(INSTRUCTION): Note each line of the listing that contains the string "TOPSIS", and copy it.

(TASK DATA):
◆ ◆ ◆
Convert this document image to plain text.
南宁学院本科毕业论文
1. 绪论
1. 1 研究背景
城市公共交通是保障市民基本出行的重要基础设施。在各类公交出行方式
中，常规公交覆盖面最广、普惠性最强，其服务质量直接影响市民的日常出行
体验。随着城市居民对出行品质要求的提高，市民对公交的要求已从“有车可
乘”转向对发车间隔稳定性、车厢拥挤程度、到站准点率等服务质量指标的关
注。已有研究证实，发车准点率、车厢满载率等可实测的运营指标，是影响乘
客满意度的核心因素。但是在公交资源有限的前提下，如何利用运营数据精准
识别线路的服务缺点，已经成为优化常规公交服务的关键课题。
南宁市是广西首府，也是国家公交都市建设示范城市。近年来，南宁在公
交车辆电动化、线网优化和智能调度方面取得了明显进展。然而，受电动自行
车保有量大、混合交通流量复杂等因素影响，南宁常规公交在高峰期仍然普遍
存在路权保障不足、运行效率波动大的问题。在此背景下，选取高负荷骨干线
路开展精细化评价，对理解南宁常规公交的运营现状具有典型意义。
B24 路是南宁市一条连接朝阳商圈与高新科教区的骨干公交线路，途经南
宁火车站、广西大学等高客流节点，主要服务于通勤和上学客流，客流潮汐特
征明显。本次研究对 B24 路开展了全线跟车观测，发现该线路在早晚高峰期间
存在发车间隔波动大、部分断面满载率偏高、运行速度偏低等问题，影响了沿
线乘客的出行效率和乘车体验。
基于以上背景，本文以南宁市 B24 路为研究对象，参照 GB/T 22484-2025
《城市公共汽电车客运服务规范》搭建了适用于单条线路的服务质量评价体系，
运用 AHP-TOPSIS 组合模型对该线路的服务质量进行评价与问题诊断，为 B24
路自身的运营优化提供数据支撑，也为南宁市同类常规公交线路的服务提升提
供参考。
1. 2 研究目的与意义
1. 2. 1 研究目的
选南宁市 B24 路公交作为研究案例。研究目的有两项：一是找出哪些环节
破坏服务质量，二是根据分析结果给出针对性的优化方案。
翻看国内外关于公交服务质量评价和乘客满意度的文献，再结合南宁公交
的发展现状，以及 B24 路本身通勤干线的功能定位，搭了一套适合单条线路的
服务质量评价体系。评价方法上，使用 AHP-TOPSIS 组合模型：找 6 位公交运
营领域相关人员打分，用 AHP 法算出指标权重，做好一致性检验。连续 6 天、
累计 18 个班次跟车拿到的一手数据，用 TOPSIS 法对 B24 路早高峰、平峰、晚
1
◆ ◆ ◆
(RESULT FOR THIS TASK):
运用 AHP-TOPSIS 组合模型对该线路的服务质量进行评价与问题诊断，为 B24
服务质量评价体系。评价方法上，使用 AHP-TOPSIS 组合模型：找 6 位公交运
累计 18 个班次跟车拿到的一手数据，用 TOPSIS 法对 B24 路早高峰、平峰、晚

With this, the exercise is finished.